WORK REQUIRED:
Make an exact copy of the entries below.

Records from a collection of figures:
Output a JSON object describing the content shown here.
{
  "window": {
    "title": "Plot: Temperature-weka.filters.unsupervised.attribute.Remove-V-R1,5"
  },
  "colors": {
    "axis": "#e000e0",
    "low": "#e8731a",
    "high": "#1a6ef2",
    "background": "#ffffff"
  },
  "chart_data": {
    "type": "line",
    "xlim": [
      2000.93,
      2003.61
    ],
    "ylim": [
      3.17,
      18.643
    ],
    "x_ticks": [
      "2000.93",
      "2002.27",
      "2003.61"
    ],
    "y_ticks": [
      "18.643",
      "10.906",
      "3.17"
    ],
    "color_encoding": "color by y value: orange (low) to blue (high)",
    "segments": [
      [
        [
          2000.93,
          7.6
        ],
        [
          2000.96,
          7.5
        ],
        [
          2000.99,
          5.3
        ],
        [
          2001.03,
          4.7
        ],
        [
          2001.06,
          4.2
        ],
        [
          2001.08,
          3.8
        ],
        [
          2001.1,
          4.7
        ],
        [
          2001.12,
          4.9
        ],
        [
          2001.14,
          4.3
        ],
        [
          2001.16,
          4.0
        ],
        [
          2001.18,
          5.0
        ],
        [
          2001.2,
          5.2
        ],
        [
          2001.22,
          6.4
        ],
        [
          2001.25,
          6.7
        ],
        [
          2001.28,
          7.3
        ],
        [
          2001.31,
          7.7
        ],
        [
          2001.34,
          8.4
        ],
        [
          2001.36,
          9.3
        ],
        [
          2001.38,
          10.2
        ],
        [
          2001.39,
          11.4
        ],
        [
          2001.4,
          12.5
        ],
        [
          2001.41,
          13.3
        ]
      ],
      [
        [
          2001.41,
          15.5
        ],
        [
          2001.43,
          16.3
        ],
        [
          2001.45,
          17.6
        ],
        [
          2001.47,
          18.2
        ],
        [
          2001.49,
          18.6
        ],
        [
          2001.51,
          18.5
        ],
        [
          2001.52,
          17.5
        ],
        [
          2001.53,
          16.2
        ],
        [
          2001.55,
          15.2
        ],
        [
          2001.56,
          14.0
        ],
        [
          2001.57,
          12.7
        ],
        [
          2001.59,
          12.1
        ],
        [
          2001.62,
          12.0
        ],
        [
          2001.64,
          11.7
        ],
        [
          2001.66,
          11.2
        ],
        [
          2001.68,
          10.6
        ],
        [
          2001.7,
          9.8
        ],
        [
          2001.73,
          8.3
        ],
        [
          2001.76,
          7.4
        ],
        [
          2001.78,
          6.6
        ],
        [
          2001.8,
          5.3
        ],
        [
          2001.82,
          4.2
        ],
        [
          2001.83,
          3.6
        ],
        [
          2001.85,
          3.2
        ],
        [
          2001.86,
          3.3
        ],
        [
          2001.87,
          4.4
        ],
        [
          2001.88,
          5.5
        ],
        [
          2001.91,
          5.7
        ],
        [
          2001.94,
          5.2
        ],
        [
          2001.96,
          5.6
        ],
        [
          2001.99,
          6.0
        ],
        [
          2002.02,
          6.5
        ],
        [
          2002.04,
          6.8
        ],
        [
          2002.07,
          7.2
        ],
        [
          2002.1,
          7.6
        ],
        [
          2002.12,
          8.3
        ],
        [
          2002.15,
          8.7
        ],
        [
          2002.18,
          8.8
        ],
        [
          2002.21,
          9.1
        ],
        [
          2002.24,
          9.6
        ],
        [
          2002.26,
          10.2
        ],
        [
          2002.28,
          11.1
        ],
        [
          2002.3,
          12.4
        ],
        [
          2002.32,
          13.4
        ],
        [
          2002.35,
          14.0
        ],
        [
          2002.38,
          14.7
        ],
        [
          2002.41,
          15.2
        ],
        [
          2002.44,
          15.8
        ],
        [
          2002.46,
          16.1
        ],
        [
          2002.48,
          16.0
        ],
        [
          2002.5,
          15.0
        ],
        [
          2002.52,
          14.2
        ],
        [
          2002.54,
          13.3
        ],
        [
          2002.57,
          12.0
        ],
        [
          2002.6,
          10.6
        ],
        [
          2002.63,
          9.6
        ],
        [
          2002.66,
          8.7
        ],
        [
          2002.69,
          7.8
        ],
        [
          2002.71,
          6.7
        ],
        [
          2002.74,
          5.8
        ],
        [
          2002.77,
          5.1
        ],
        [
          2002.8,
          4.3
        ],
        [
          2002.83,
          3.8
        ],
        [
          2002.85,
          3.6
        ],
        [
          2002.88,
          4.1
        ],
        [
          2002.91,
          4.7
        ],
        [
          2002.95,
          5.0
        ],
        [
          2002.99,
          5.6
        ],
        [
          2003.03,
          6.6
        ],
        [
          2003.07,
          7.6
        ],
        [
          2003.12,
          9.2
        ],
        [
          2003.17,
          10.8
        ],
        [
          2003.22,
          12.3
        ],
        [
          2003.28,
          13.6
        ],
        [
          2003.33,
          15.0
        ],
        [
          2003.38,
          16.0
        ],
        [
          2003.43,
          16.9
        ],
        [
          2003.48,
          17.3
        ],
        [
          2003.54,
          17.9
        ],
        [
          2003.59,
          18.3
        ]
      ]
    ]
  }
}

RESPONSE:
Output a JSON object describing the content shown here.
{
  "window": {
    "title": "Plot: Temperature-weka.filters.unsupervised.attribute.Remove-V-R1,5"
  },
  "colors": {
    "axis": "#e000e0",
    "low": "#e8731a",
    "high": "#1a6ef2",
    "background": "#ffffff"
  },
  "chart_data": {
    "type": "line",
    "xlim": [
      2000.93,
      2003.61
    ],
    "ylim": [
      3.17,
      18.643
    ],
    "x_ticks": [
      "2000.93",
      "2002.27",
      "2003.61"
    ],
    "y_ticks": [
      "18.643",
      "10.906",
      "3.17"
    ],
    "color_encoding": "color by y value: orange (low) to blue (high)",
    "segments": [
      [
        [
          2000.93,
          7.6
        ],
        [
          2000.96,
          7.5
        ],
        [
          2000.99,
          5.3
        ],
        [
          2001.03,
          4.7
        ],
        [
          2001.06,
          4.2
        ],
        [
          2001.08,
          3.8
        ],
        [
          2001.1,
          4.7
        ],
        [
          2001.12,
          4.9
        ],
        [
          2001.14,
          4.3
        ],
        [
          2001.16,
          4.0
        ],
        [
          2001.18,
          5.0
        ],
        [
          2001.2,
          5.2
        ],
        [
          2001.22,
          6.4
        ],
        [
          2001.25,
          6.7
        ],
        [
          2001.28,
          7.3
        ],
        [
          2001.31,
          7.7
        ],
        [
          2001.34,
          8.4
        ],
        [
          2001.36,
          9.3
        ],
        [
          2001.38,
          10.2
        ],
        [
          2001.39,
          11.4
        ],
        [
          2001.4,
          12.5
        ],
        [
          2001.41,
          13.3
        ]
      ],
      [
        [
          2001.41,
          15.5
        ],
        [
          2001.43,
          16.3
        ],
        [
          2001.45,
          17.6
        ],
        [
          2001.47,
          18.2
        ],
        [
          2001.49,
          18.6
        ],
        [
          2001.51,
          18.5
        ],
        [
          2001.52,
          17.5
        ],
        [
          2001.53,
          16.2
        ],
        [
          2001.55,
          15.2
        ],
        [
          2001.56,
          14.0
        ],
        [
          2001.57,
          12.7
        ],
        [
          2001.59,
          12.1
        ],
        [
          2001.62,
          12.0
        ],
        [
          2001.64,
          11.7
        ],
        [
          2001.66,
          11.2
        ],
        [
          2001.68,
          10.6
        ],
        [
          2001.7,
          9.8
        ],
        [
          2001.73,
          8.3
        ],
        [
          2001.76,
          7.4
        ],
        [
          2001.78,
          6.6
        ],
        [
          2001.8,
          5.3
        ],
        [
          2001.82,
          4.2
        ],
        [
          2001.83,
          3.6
        ],
        [
          2001.85,
          3.2
        ],
        [
          2001.86,
          3.3
        ],
        [
          2001.87,
          4.4
        ],
        [
          2001.88,
          5.5
        ],
        [
          2001.91,
          5.7
        ],
        [
          2001.94,
          5.2
        ],
        [
          2001.96,
          5.6
        ],
        [
          2001.99,
          6.0
        ],
        [
          2002.02,
          6.5
        ],
        [
          2002.04,
          6.8
        ],
        [
          2002.07,
          7.2
        ],
        [
          2002.1,
          7.6
        ],
        [
          2002.12,
          8.3
        ],
        [
          2002.15,
          8.7
        ],
        [
          2002.18,
          8.8
        ],
        [
          2002.21,
          9.1
        ],
        [
          2002.24,
          9.6
        ],
        [
          2002.26,
          10.2
        ],
        [
          2002.28,
          11.1
        ],
        [
          2002.3,
          12.4
        ],
        [
          2002.32,
          13.4
        ],
        [
          2002.35,
          14.0
        ],
        [
          2002.38,
          14.7
        ],
        [
          2002.41,
          15.2
        ],
        [
          2002.44,
          15.8
        ],
        [
          2002.46,
          16.1
        ],
        [
          2002.48,
          16.0
        ],
        [
          2002.5,
          15.0
        ],
        [
          2002.52,
          14.2
        ],
        [
          2002.54,
          13.3
        ],
        [
          2002.57,
          12.0
        ],
        [
          2002.6,
          10.6
        ],
        [
          2002.63,
          9.6
        ],
        [
          2002.66,
          8.7
        ],
        [
          2002.69,
          7.8
        ],
        [
          2002.71,
          6.7
        ],
        [
          2002.74,
          5.8
        ],
        [
          2002.77,
          5.1
        ],
        [
          2002.8,
          4.3
        ],
        [
          2002.83,
          3.8
        ],
        [
          2002.85,
          3.6
        ],
        [
          2002.88,
          4.1
        ],
        [
          2002.91,
          4.7
        ],
        [
          2002.95,
          5.0
        ],
        [
          2002.99,
          5.6
        ],
        [
          2003.03,
          6.6
        ],
        [
          2003.07,
          7.6
        ],
        [
          2003.12,
          9.2
        ],
        [
          2003.17,
          10.8
        ],
        [
          2003.22,
          12.3
        ],
        [
          2003.28,
          13.6
        ],
        [
          2003.33,
          15.0
        ],
        [
          2003.38,
          16.0
        ],
        [
          2003.43,
          16.9
        ],
        [
          2003.48,
          17.3
        ],
        [
          2003.54,
          17.9
        ],
        [
          2003.59,
          18.3
        ]
      ]
    ]
  }
}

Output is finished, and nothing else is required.